• _The request_
Find each line that has the string "BASE" and give the total, with nothing else.
········
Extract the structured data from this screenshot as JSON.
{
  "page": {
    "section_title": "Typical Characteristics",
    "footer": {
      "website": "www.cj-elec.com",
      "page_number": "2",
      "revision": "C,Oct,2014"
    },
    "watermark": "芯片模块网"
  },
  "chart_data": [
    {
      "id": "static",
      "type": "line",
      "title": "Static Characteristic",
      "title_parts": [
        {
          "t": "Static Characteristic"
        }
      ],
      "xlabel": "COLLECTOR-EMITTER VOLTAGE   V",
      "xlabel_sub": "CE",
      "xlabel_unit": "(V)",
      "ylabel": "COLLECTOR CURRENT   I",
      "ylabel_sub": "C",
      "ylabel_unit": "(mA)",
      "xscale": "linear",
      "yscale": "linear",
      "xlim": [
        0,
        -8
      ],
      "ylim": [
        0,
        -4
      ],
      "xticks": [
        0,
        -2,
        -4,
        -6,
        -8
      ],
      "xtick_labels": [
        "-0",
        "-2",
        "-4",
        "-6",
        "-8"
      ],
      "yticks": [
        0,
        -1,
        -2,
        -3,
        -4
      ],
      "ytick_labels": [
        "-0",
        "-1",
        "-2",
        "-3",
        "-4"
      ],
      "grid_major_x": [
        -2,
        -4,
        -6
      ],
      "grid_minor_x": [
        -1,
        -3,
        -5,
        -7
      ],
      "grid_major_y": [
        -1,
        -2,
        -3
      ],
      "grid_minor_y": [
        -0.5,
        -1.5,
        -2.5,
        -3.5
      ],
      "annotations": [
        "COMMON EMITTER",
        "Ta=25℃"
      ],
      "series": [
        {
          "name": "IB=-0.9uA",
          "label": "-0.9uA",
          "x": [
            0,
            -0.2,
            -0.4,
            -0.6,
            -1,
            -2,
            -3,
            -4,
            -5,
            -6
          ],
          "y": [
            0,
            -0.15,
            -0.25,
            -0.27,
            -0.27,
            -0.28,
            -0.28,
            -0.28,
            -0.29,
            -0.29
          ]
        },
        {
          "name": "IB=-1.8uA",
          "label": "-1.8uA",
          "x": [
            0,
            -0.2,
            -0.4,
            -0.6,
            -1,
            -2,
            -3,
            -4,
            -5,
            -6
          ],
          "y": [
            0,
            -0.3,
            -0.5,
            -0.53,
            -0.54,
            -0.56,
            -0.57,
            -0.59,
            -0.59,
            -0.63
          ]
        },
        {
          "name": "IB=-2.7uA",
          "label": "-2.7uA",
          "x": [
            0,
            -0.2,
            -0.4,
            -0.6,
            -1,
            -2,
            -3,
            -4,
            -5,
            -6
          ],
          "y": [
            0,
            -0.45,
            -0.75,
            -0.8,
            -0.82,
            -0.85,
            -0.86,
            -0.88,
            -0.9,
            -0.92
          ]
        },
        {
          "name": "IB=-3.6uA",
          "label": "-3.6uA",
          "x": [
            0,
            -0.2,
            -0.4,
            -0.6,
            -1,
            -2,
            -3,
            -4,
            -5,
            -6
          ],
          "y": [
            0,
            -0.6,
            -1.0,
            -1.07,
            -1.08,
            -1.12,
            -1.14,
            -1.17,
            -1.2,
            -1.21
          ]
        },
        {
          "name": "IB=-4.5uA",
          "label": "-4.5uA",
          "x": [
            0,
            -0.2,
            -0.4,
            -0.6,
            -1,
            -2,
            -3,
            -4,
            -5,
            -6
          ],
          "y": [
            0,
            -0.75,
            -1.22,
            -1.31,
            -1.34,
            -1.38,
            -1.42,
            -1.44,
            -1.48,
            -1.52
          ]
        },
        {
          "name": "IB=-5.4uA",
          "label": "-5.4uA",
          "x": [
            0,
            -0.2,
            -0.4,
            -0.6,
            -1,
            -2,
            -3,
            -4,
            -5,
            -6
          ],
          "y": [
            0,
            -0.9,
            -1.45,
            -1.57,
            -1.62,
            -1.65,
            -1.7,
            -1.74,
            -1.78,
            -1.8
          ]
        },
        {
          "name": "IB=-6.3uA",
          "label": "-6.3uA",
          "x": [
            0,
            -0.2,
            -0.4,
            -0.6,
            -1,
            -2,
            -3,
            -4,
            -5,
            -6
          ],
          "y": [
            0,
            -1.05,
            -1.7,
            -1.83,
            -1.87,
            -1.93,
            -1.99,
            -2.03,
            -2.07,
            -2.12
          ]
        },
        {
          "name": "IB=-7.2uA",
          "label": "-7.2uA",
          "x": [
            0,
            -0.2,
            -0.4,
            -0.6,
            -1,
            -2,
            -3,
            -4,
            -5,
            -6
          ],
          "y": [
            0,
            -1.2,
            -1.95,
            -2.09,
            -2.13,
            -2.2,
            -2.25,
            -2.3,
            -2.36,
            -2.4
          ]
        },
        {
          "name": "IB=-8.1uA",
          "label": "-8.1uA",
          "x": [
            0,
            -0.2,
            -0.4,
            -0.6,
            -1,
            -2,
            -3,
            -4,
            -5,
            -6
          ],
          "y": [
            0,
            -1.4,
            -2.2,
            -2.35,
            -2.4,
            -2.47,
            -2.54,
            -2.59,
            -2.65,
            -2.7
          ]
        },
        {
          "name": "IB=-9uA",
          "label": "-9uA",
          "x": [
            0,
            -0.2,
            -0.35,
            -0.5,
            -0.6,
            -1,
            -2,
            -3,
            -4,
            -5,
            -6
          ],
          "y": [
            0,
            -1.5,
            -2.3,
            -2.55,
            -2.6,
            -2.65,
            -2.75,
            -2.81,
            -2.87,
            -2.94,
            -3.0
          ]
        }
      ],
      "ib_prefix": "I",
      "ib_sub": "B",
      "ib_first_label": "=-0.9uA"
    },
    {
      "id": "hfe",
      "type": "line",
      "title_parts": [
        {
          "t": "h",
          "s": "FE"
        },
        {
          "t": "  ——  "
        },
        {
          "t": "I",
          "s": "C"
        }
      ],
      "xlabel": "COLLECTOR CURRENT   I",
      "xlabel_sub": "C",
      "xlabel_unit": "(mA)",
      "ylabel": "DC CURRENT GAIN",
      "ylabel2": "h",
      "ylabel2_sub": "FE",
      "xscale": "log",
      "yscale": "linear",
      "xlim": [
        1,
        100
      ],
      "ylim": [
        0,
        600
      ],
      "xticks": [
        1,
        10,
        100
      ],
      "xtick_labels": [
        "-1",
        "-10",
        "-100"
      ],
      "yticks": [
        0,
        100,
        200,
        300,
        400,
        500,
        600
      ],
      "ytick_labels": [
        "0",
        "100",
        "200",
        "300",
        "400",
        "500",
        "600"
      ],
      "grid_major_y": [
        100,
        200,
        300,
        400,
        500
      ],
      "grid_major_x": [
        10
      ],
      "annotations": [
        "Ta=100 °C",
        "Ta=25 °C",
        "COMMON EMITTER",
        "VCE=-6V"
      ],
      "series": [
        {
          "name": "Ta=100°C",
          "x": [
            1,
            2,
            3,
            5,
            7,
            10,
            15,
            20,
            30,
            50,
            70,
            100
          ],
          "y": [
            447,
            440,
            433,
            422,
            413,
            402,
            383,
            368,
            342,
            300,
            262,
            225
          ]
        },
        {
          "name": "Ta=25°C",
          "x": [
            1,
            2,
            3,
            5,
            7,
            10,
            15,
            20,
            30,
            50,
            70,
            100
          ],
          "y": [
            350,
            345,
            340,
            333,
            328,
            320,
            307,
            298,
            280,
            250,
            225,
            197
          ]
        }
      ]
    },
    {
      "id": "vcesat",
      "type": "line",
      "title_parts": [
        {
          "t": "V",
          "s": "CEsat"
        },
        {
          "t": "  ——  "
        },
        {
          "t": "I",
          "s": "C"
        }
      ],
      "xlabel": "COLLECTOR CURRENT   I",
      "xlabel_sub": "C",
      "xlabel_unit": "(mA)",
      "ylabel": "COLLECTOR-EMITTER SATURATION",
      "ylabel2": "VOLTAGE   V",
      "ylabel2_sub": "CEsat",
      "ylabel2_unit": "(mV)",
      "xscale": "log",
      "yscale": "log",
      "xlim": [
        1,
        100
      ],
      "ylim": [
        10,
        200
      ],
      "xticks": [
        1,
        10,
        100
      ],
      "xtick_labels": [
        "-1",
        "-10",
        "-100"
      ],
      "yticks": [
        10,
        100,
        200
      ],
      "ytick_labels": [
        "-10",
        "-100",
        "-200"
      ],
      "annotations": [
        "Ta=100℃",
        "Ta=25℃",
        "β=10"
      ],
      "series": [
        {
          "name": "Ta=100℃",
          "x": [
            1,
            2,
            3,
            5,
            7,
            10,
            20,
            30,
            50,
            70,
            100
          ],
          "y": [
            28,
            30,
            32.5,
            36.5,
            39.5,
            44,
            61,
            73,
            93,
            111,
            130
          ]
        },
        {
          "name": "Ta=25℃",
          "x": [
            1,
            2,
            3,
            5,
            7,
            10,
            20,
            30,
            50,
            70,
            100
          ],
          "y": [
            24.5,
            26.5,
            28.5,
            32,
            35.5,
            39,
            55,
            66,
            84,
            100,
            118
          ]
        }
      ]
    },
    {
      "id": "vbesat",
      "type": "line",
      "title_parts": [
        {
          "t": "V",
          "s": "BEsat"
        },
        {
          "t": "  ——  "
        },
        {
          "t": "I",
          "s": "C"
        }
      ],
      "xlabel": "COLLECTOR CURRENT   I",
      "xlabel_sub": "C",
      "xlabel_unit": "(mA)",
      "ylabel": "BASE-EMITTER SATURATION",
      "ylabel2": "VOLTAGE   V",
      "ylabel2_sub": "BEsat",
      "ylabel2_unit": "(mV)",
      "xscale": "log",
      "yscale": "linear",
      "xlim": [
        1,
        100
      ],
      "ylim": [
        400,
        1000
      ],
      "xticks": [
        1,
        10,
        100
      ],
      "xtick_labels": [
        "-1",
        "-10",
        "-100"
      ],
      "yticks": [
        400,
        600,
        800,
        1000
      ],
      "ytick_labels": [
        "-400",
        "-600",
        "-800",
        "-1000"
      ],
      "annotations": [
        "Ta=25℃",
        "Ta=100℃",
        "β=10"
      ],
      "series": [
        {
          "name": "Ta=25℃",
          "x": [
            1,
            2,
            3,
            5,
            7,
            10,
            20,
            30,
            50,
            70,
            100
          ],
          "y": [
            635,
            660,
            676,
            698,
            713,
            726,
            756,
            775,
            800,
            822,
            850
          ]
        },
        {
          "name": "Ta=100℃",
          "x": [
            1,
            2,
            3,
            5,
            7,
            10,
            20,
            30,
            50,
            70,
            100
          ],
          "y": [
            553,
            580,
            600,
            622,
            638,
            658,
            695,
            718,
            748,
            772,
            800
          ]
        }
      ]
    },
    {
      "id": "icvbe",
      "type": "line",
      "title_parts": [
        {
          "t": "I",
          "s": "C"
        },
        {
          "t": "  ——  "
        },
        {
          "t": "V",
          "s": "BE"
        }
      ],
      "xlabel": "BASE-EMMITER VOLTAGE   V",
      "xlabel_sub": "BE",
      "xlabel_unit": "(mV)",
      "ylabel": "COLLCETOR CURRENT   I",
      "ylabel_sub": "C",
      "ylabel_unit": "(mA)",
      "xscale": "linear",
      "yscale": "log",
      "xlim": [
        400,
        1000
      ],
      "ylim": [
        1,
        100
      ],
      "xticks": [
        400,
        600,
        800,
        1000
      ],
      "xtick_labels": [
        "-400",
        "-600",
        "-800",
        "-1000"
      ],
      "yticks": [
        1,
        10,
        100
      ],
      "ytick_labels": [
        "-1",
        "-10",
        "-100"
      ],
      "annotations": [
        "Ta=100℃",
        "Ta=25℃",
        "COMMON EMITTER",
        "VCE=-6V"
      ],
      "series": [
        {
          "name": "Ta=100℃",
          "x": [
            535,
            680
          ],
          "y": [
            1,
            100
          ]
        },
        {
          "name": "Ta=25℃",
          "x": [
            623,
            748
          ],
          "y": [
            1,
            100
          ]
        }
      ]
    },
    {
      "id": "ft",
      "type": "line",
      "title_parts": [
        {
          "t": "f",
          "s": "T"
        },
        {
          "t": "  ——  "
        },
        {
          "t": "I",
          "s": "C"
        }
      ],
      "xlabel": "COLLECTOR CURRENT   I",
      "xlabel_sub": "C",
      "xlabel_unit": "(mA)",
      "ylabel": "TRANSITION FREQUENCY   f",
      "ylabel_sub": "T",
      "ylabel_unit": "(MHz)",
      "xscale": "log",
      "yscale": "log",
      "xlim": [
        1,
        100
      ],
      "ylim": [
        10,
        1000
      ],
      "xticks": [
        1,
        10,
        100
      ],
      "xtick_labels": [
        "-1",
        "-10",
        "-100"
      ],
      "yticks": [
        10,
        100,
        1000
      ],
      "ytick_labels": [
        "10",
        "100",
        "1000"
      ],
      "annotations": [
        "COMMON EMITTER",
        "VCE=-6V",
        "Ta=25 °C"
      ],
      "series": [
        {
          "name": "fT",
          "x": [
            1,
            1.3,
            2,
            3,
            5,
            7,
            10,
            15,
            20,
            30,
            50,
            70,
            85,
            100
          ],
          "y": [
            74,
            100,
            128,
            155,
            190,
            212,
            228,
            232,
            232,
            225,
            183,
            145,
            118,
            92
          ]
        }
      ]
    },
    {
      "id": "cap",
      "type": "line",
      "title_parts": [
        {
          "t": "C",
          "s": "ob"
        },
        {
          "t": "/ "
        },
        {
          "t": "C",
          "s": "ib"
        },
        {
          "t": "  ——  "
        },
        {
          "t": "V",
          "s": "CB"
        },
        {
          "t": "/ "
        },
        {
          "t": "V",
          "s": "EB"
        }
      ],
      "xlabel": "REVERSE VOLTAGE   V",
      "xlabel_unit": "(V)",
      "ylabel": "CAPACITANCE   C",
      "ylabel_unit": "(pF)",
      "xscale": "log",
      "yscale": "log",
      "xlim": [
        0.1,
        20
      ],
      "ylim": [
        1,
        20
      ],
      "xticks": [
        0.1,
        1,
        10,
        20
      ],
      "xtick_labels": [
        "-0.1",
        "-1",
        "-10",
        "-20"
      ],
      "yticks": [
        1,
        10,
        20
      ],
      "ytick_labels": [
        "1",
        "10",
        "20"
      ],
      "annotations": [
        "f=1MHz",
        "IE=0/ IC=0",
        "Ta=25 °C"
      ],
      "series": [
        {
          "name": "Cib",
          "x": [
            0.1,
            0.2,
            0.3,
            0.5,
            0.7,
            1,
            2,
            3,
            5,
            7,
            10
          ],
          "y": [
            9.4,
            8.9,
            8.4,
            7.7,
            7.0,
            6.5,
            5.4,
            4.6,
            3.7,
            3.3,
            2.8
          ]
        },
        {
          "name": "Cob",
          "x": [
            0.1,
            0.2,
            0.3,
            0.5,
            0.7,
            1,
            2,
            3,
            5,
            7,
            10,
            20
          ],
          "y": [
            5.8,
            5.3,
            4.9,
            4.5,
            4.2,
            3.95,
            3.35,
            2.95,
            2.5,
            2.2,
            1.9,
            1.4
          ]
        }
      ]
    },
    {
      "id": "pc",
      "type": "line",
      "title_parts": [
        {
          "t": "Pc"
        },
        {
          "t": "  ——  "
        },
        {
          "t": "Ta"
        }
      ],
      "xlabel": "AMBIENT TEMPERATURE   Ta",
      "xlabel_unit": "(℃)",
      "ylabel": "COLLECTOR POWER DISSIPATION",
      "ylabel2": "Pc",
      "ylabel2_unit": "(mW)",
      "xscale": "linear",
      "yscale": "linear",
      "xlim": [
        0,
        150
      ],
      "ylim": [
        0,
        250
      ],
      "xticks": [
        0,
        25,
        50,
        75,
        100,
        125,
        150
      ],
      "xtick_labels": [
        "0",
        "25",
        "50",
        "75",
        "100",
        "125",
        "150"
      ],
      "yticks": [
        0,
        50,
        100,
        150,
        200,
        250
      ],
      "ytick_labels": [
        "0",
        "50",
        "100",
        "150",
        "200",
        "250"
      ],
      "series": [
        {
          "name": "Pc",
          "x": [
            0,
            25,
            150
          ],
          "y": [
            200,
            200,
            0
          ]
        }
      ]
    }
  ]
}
········
• _Final result_
2